[REQUIREMENTS]:
Bring together all lines of the material below that contain the string "HTTP".

=-=-=

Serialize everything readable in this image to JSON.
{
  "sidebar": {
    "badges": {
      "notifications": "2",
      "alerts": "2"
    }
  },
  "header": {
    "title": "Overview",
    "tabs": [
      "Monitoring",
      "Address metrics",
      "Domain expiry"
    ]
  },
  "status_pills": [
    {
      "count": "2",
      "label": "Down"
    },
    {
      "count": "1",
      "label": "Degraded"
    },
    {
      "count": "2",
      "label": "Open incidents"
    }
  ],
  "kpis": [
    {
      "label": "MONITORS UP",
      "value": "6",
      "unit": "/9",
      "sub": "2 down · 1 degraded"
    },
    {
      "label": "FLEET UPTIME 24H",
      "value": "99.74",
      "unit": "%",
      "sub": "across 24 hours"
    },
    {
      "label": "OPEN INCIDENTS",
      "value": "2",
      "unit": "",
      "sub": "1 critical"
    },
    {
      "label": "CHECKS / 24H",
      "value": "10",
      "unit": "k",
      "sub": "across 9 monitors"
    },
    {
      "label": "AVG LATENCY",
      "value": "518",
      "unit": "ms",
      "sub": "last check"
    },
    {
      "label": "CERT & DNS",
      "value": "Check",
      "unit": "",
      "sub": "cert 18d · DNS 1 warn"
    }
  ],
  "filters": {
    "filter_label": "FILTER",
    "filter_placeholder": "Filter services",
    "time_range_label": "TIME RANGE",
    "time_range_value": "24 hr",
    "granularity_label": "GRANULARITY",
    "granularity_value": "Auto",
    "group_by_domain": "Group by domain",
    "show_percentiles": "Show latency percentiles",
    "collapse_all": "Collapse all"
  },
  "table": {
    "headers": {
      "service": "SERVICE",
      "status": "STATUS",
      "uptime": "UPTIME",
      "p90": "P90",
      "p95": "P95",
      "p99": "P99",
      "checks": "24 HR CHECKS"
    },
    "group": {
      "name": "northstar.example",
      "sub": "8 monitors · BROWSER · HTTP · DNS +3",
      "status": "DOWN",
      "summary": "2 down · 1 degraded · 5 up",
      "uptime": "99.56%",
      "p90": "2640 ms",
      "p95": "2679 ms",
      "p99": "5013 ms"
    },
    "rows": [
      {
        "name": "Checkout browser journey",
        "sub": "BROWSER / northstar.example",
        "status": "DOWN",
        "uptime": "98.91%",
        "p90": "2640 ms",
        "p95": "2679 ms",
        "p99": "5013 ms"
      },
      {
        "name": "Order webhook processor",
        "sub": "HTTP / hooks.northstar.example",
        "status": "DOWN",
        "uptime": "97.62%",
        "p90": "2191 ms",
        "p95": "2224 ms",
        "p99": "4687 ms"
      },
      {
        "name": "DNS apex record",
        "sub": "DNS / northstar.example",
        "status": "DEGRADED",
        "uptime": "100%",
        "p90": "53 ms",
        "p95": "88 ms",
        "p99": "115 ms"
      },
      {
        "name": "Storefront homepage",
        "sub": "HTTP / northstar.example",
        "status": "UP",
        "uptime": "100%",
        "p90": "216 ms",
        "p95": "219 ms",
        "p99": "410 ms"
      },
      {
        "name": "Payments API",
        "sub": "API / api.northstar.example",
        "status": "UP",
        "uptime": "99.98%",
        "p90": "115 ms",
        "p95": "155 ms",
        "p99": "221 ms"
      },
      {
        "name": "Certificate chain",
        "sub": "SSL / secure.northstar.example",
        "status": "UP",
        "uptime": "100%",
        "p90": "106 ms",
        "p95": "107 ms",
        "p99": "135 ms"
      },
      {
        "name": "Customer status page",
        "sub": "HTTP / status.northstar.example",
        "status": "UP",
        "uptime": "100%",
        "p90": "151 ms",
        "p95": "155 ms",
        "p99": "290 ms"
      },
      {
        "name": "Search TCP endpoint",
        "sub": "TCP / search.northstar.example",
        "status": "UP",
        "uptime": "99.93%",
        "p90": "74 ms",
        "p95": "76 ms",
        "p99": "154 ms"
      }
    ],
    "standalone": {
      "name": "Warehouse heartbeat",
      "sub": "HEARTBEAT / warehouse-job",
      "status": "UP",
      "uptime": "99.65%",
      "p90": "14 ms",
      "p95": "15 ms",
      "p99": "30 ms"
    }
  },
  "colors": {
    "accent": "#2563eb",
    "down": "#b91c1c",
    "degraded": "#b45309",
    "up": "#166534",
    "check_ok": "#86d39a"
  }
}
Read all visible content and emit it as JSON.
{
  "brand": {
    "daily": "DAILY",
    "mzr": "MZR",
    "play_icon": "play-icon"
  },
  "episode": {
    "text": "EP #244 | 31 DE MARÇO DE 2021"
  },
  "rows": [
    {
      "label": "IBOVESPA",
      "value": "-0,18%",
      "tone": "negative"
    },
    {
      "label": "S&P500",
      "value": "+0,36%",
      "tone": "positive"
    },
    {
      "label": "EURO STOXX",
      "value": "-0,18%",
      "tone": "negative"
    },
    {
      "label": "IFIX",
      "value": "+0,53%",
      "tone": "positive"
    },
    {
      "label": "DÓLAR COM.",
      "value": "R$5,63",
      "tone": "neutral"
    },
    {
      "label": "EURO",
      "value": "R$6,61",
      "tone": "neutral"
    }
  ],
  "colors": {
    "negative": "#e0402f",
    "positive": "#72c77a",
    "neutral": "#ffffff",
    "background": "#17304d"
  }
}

=-=-=

[EXERCISE RESPONSE]:
      "sub": "8 monitors · BROWSER · HTTP · DNS +3",
        "sub": "HTTP / hooks.northstar.example",
        "sub": "HTTP / northstar.example",
        "sub": "HTTP / status.northstar.example",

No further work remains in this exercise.